#### Stated exercise 1:
According to the article on the Yellow Magic Orchestra album Public Pressure, why is guitarist Kazumi Watanabe not heard on the album even though he was part of the touring group? Answer in one to three sentences.
#### Stated exercise 2:
Pick up the article on the Yellow Magic Orchestra live album Public Pressure after its final sentence and carry it forward.

#### Source document:
↓↓↓

Live album by Yellow Magic Orchestra
- Released: February 21, 1980
- Recorded: 16 & 24 October 1979 at The Venue, London (tracks 1–4); 2–4 August 1979 at the Greek Theatre, Los Angeles (track 5); 6 November 1979 at The Bottom Line, New York City (tracks 6–8); 19 December 1979 at the Nakano Sun Plaza, Nakano (track 9);
- Genre: Electronic, electro, experimental, new wave, synthpop
- Length: 42:24
- Label: Alfa Records
- Producer: YMO with Haruomi Hosono

Yellow Magic Orchestra chronology
| Solid State Survivor (1979) | Public Pressure (1980) | X∞Multiplies (1980) |

= Public Pressure =

Public Pressure (公的抑圧, Kōteki yokuatsu) is Yellow Magic Orchestra's first live album, released on February 21, 1980.

== Recording ==
The album was recorded during three dates of the group's first tour of Europe and the US. The group toured as a six-piece, but guitarist Kazumi Watanabe was mixed-out and replaced with more keyboards due to contractual matters between record labels. Un-dubbed recordings from this tour were later released on the album Faker Holic. Most of Yukihiro Takahashi's vocals were also replaced with those re-recorded afterward in studio. These were not restored on Faker Holic.

↑↑↑

#### Dataset records:
↓↓↓

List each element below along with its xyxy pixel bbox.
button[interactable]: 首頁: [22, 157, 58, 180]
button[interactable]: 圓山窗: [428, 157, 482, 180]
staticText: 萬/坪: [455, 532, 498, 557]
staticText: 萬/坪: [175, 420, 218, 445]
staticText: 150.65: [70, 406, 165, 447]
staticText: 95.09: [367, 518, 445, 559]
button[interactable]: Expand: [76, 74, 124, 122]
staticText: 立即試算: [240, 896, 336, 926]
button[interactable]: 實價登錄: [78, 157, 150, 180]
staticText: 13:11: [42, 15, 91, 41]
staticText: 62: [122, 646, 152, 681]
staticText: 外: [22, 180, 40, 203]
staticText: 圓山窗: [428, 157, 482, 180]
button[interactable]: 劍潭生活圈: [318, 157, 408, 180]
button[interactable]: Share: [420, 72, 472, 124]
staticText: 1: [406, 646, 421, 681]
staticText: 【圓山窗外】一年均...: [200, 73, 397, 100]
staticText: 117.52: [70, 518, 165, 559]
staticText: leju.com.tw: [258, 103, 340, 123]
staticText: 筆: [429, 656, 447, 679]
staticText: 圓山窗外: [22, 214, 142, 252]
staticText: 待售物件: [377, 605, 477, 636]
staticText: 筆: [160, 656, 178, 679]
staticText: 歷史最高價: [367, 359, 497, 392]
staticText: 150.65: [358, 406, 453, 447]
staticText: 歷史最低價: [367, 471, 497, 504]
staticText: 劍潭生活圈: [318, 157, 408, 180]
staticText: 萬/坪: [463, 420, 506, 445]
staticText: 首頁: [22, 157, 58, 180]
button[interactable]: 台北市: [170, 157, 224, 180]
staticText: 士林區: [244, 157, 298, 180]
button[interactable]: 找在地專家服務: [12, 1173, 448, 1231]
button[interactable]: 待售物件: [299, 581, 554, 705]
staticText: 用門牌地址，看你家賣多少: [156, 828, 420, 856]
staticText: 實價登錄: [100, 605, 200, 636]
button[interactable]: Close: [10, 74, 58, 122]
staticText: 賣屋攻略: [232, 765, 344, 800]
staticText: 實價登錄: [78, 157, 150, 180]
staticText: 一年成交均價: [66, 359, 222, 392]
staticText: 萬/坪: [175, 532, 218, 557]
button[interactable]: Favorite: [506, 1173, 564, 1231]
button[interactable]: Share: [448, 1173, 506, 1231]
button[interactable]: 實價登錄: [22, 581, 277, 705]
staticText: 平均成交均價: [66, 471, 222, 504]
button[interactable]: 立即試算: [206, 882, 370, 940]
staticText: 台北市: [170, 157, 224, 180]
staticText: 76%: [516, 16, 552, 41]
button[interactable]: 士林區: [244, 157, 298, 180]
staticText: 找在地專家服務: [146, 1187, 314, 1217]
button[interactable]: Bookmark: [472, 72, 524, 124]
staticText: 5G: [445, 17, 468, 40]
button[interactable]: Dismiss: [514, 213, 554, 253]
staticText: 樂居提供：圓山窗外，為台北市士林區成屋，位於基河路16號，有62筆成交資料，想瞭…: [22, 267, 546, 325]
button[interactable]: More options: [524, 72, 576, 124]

↑↑↑

#### Response 1:
Contractual matters between record labels meant Kazumi Watanabe's guitar had to be mixed out of the recordings, even though the group toured as a six-piece. His parts were replaced with more keyboards.

#### Response 2:
The first half of the album was recorded live at The Venue in London. "Cosmic Surfin'" was recorded at The Greek Theatre in Los Angeles while the second side was recorded at The Bottom Line in New York City by John Venable using the 2nd Generation Record Plant Remote Truck.

== Reception ==
The album was Yellow Magic Orchestra's second number-one album in Japan, setting a record of 250,000 copies sold within two weeks of release.

==Track listing==

Side one
| No. | Title | Lyrics | Music | Length |
|---|---|---|---|---|
| 1. | "Rydeen" |  | Yukihiro Takahashi | 5:08 |
| 2. | "Solid State Survivor" | Chris Mosdell | Takahashi | 4:01 |
| 3. | "Tong Poo" |  | Ryuichi Sakamoto | 6:01 |
| 4. | "The End of Asia" |  | Sakamoto | 6:51 |

Side two
| No. | Title | Lyrics | Music | Length |
|---|---|---|---|---|
| 1. | "Cosmic Surfin'" |  | Haruomi Hosono | 4:35 |
| 2. | "Day Tripper" | Lennon–McCartney | Yellow Magic Orchestra, Lennon–McCartney | 2:42 |
| 3. | "Radio Junk" | Mosdell | Takahashi | 4:19 |
| 4. | "La femme chinoise" | Mosdell | Takahashi | 6:15 |
| 5. | "Back in Tokio" |  | Yellow Magic Orchestra | 1:52 |

==Personnel==
Yellow Magic Orchestra – arrangements, electronics, mixing engineers, producers
- Haruomi Hosono – bass guitar, synth bass
- Ryuichi Sakamoto – keyboards, vocoder, drum machine
- Yukihiro Takahashi – drums, electronic drums, vocals
- Hideki Matsutake – modular synthesizers, sequencers, programming
Guest musicians
- Akiko Yano – keyboards, backing vocals
- Tomoko Nunoi (uncredited) – French narration/sexy voice (sampled) on "La femme chinoise"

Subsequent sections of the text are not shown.